For each line below that contains the string "JSON", copy that line.

■ RECORDS TO USE
..........
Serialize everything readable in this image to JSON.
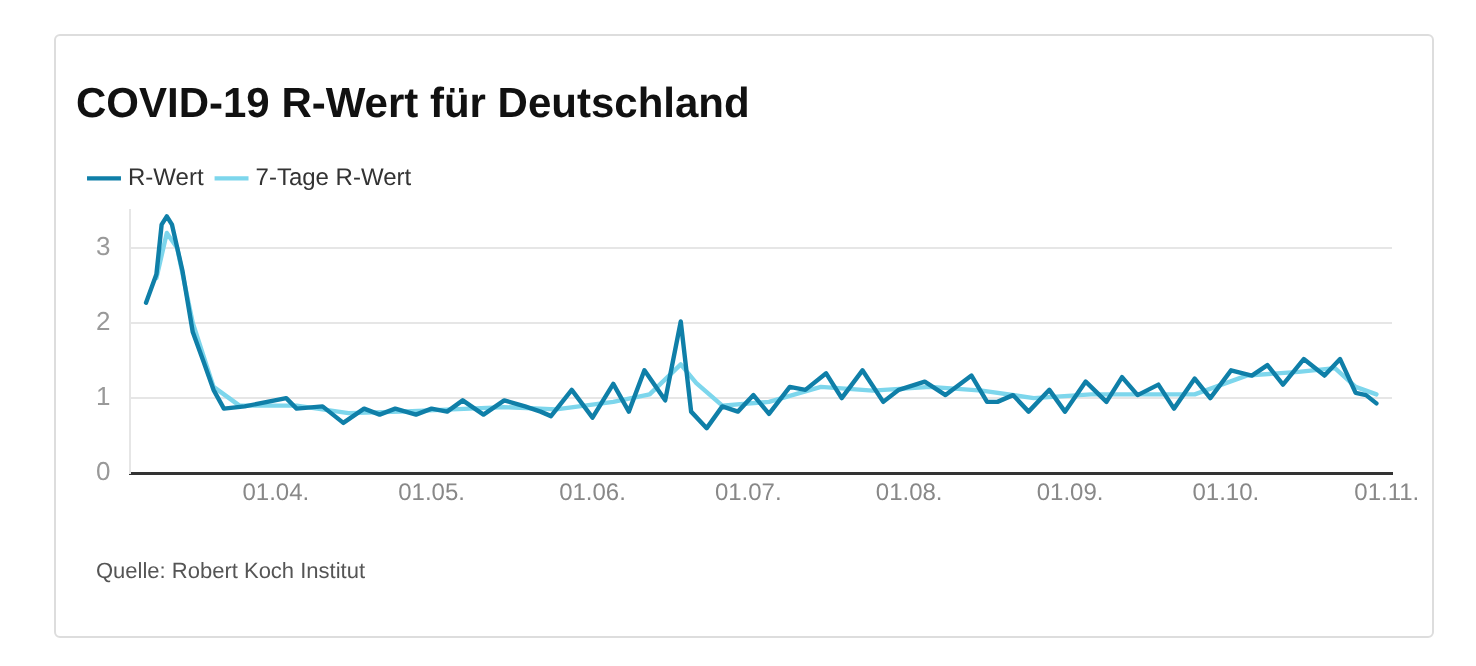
{
  "chart_data": {
    "type": "line",
    "title": "COVID-19 R-Wert für Deutschland",
    "series": [
      {
        "name": "R-Wert",
        "color": "#0f7fa8",
        "x": [
          "--03-07",
          "--03-09",
          "--03-10",
          "--03-11",
          "--03-12",
          "--03-14",
          "--03-16",
          "--03-18",
          "--03-20",
          "--03-22",
          "--03-26",
          "--04-03",
          "--04-05",
          "--04-10",
          "--04-14",
          "--04-18",
          "--04-21",
          "--04-24",
          "--04-28",
          "--05-01",
          "--05-04",
          "--05-07",
          "--05-11",
          "--05-15",
          "--05-19",
          "--05-22",
          "--05-24",
          "--05-28",
          "--06-01",
          "--06-05",
          "--06-08",
          "--06-11",
          "--06-15",
          "--06-18",
          "--06-20",
          "--06-23",
          "--06-26",
          "--06-29",
          "--07-02",
          "--07-05",
          "--07-09",
          "--07-12",
          "--07-16",
          "--07-19",
          "--07-23",
          "--07-27",
          "--07-30",
          "--08-04",
          "--08-08",
          "--08-13",
          "--08-16",
          "--08-18",
          "--08-21",
          "--08-24",
          "--08-28",
          "--08-31",
          "--09-04",
          "--09-08",
          "--09-11",
          "--09-14",
          "--09-18",
          "--09-21",
          "--09-25",
          "--09-28",
          "--10-02",
          "--10-06",
          "--10-09",
          "--10-12",
          "--10-16",
          "--10-20",
          "--10-23",
          "--10-26",
          "--10-28",
          "--10-30"
        ],
        "values": [
          2.27,
          2.65,
          3.31,
          3.42,
          3.31,
          2.7,
          1.88,
          1.5,
          1.11,
          0.86,
          0.89,
          1.0,
          0.86,
          0.89,
          0.67,
          0.86,
          0.78,
          0.86,
          0.78,
          0.86,
          0.82,
          0.97,
          0.78,
          0.97,
          0.89,
          0.82,
          0.76,
          1.11,
          0.74,
          1.19,
          0.82,
          1.37,
          0.97,
          2.02,
          0.82,
          0.6,
          0.89,
          0.82,
          1.04,
          0.79,
          1.15,
          1.11,
          1.33,
          1.0,
          1.37,
          0.95,
          1.11,
          1.22,
          1.04,
          1.3,
          0.95,
          0.95,
          1.04,
          0.82,
          1.11,
          0.82,
          1.22,
          0.95,
          1.28,
          1.04,
          1.18,
          0.86,
          1.26,
          1.0,
          1.37,
          1.3,
          1.44,
          1.18,
          1.52,
          1.3,
          1.52,
          1.07,
          1.04,
          0.93
        ]
      },
      {
        "name": "7-Tage R-Wert",
        "color": "#7dd6ec",
        "x": [
          "--03-09",
          "--03-11",
          "--03-13",
          "--03-16",
          "--03-20",
          "--03-25",
          "--04-05",
          "--04-15",
          "--04-25",
          "--05-05",
          "--05-15",
          "--05-25",
          "--06-05",
          "--06-12",
          "--06-18",
          "--06-21",
          "--06-26",
          "--07-05",
          "--07-15",
          "--07-25",
          "--08-05",
          "--08-15",
          "--08-25",
          "--09-05",
          "--09-15",
          "--09-25",
          "--10-05",
          "--10-15",
          "--10-22",
          "--10-26",
          "--10-30"
        ],
        "values": [
          2.6,
          3.2,
          3.0,
          2.0,
          1.15,
          0.9,
          0.9,
          0.8,
          0.82,
          0.85,
          0.88,
          0.85,
          0.95,
          1.05,
          1.45,
          1.2,
          0.9,
          0.95,
          1.15,
          1.1,
          1.15,
          1.1,
          1.0,
          1.05,
          1.05,
          1.05,
          1.3,
          1.35,
          1.4,
          1.15,
          1.05
        ]
      }
    ],
    "xlim": [
      "--03-04",
      "--11-02"
    ],
    "xticks": [
      {
        "value": "--04-01",
        "label": "01.04."
      },
      {
        "value": "--05-01",
        "label": "01.05."
      },
      {
        "value": "--06-01",
        "label": "01.06."
      },
      {
        "value": "--07-01",
        "label": "01.07."
      },
      {
        "value": "--08-01",
        "label": "01.08."
      },
      {
        "value": "--09-01",
        "label": "01.09."
      },
      {
        "value": "--10-01",
        "label": "01.10."
      },
      {
        "value": "--11-01",
        "label": "01.11."
      }
    ],
    "ylim": [
      0,
      3.5
    ],
    "yticks": [
      0,
      1,
      2,
      3
    ],
    "grid": "y",
    "legend": "top left",
    "marker": "none",
    "line_style": "solid",
    "annotations": [
      "Quelle: Robert Koch Institut"
    ]
  }
}
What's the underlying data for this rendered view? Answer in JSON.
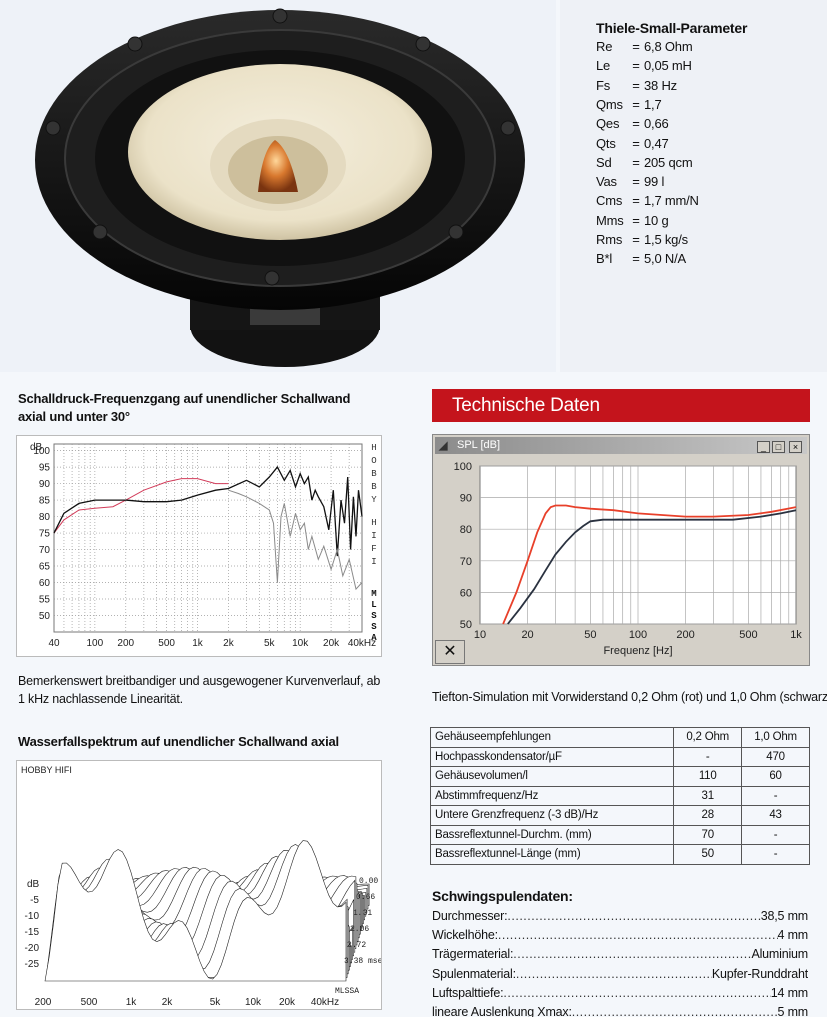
{
  "thiele_small": {
    "title": "Thiele-Small-Parameter",
    "rows": [
      {
        "k": "Re",
        "v": "6,8 Ohm"
      },
      {
        "k": "Le",
        "v": "0,05 mH"
      },
      {
        "k": "Fs",
        "v": "38 Hz"
      },
      {
        "k": "Qms",
        "v": "1,7"
      },
      {
        "k": "Qes",
        "v": "0,66"
      },
      {
        "k": "Qts",
        "v": "0,47"
      },
      {
        "k": "Sd",
        "v": "205 qcm"
      },
      {
        "k": "Vas",
        "v": "99 l"
      },
      {
        "k": "Cms",
        "v": "1,7 mm/N"
      },
      {
        "k": "Mms",
        "v": "10 g"
      },
      {
        "k": "Rms",
        "v": "1,5 kg/s"
      },
      {
        "k": "B*l",
        "v": "5,0 N/A"
      }
    ]
  },
  "spl_section": {
    "title": "Schalldruck-Frequenzgang auf unendlicher Schallwand axial und unter 30°",
    "comment": "Bemerkenswert breitbandiger und ausgewogener Kurvenverlauf, ab 1 kHz nachlassende Linearität.",
    "side_label_1": "HOBBY HIFI",
    "side_label_2": "MLSSA"
  },
  "waterfall": {
    "title": "Wasserfallspektrum auf unendlicher Schallwand axial",
    "corner_label": "HOBBY HIFI",
    "y_unit": "dB",
    "y_ticks": [
      "-5",
      "-10",
      "-15",
      "-20",
      "-25"
    ],
    "time_labels": [
      "0.00",
      "0.66",
      "1.31",
      "2.06",
      "2.72",
      "3.38 msec"
    ],
    "x_ticks": [
      "200",
      "500",
      "1k",
      "2k",
      "5k",
      "10k",
      "20k",
      "40kHz"
    ],
    "mlssa": "MLSSA"
  },
  "technische_daten": {
    "banner": "Technische Daten",
    "window_title": "SPL [dB]",
    "xlabel": "Frequenz [Hz]",
    "caption": "Tiefton-Simulation mit Vorwiderstand 0,2 Ohm (rot) und 1,0 Ohm (schwarz)"
  },
  "enclosure_table": {
    "header": [
      "Gehäuseempfehlungen",
      "0,2 Ohm",
      "1,0 Ohm"
    ],
    "rows": [
      [
        "Hochpasskondensator/µF",
        "-",
        "470"
      ],
      [
        "Gehäusevolumen/l",
        "110",
        "60"
      ],
      [
        "Abstimmfrequenz/Hz",
        "31",
        "-"
      ],
      [
        "Untere Grenzfrequenz (-3 dB)/Hz",
        "28",
        "43"
      ],
      [
        "Bassreflextunnel-Durchm. (mm)",
        "70",
        "-"
      ],
      [
        "Bassreflextunnel-Länge (mm)",
        "50",
        "-"
      ]
    ]
  },
  "voice_coil": {
    "title": "Schwingspulendaten:",
    "rows": [
      {
        "k": "Durchmesser:",
        "v": "38,5 mm"
      },
      {
        "k": "Wickelhöhe:",
        "v": "4 mm"
      },
      {
        "k": "Trägermaterial:",
        "v": "Aluminium"
      },
      {
        "k": "Spulenmaterial:",
        "v": "Kupfer-Runddraht"
      },
      {
        "k": "Luftspalttiefe:",
        "v": "14 mm"
      },
      {
        "k": "lineare Auslenkung Xmax:",
        "v": "5 mm"
      }
    ]
  },
  "chart_data": [
    {
      "type": "line",
      "title": "",
      "ylabel": "dB",
      "xlabel": "",
      "x_scale": "log",
      "xlim": [
        40,
        40000
      ],
      "ylim": [
        45,
        102
      ],
      "y_ticks": [
        50,
        55,
        60,
        65,
        70,
        75,
        80,
        85,
        90,
        95,
        100
      ],
      "x_tick_labels": [
        "40",
        "100",
        "200",
        "500",
        "1k",
        "2k",
        "5k",
        "10k",
        "20k",
        "40kHz"
      ],
      "x_tick_values": [
        40,
        100,
        200,
        500,
        1000,
        2000,
        5000,
        10000,
        20000,
        40000
      ],
      "series": [
        {
          "color": "#d23c5a",
          "x": [
            40,
            50,
            70,
            100,
            150,
            200,
            300,
            500,
            700,
            1000,
            1500,
            2000
          ],
          "y": [
            75,
            79,
            82,
            82.5,
            83,
            85,
            88,
            90.5,
            91.5,
            91.5,
            90,
            90
          ]
        },
        {
          "color": "#111111",
          "x": [
            40,
            50,
            70,
            100,
            150,
            200,
            300,
            500,
            700,
            1000,
            1500,
            2000,
            3000,
            4000,
            5000,
            6000,
            7000,
            8000,
            9000,
            10000,
            11000,
            12000,
            13000,
            14000,
            15000,
            17000,
            19000,
            21000,
            23000,
            25000,
            27000,
            29000,
            31000,
            33000,
            35000,
            37000,
            40000
          ],
          "y": [
            75,
            81,
            84,
            85,
            85,
            85,
            84.5,
            84.5,
            85,
            86.5,
            88,
            88.5,
            91,
            89,
            92,
            95,
            91,
            94,
            89,
            93,
            90,
            92,
            85,
            88,
            86,
            83,
            76,
            88,
            68,
            85,
            78,
            92,
            70,
            86,
            74,
            88,
            80
          ]
        },
        {
          "color": "#8a8a8a",
          "x": [
            2000,
            2500,
            3000,
            4000,
            5000,
            5500,
            6000,
            6500,
            7000,
            8000,
            9000,
            10000,
            11000,
            12000,
            13000,
            15000,
            17000,
            20000,
            23000,
            26000,
            30000,
            35000,
            40000
          ],
          "y": [
            88,
            87,
            86,
            84,
            82,
            78,
            60,
            80,
            84,
            74,
            81,
            76,
            78,
            70,
            74,
            67,
            71,
            64,
            70,
            62,
            67,
            58,
            60
          ]
        }
      ]
    },
    {
      "type": "line",
      "title": "SPL [dB]",
      "xlabel": "Frequenz [Hz]",
      "ylabel": "",
      "x_scale": "log",
      "xlim": [
        10,
        1000
      ],
      "ylim": [
        50,
        100
      ],
      "y_ticks": [
        50,
        60,
        70,
        80,
        90,
        100
      ],
      "x_tick_labels": [
        "10",
        "20",
        "50",
        "100",
        "200",
        "500",
        "1k"
      ],
      "x_tick_values": [
        10,
        20,
        50,
        100,
        200,
        500,
        1000
      ],
      "series": [
        {
          "color": "#e8402a",
          "x": [
            14,
            17,
            20,
            23,
            26,
            28,
            30,
            35,
            40,
            50,
            70,
            100,
            200,
            300,
            500,
            700,
            1000
          ],
          "y": [
            50,
            60,
            70,
            79,
            85,
            87,
            87.5,
            87.5,
            87,
            86.5,
            86,
            85,
            84,
            84,
            84.5,
            85.5,
            87
          ]
        },
        {
          "color": "#2a3240",
          "x": [
            15,
            18,
            22,
            26,
            30,
            35,
            40,
            45,
            50,
            60,
            70,
            100,
            200,
            400,
            600,
            800,
            1000
          ],
          "y": [
            50,
            55,
            61,
            67,
            72,
            76,
            79,
            81,
            82.5,
            83,
            83,
            83,
            83,
            83,
            84,
            85,
            86
          ]
        }
      ]
    }
  ]
}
..........
■ TASK OUTPUT
Serialize everything readable in this image to JSON.
What's the underlying data for this rendered view? Answer in JSON.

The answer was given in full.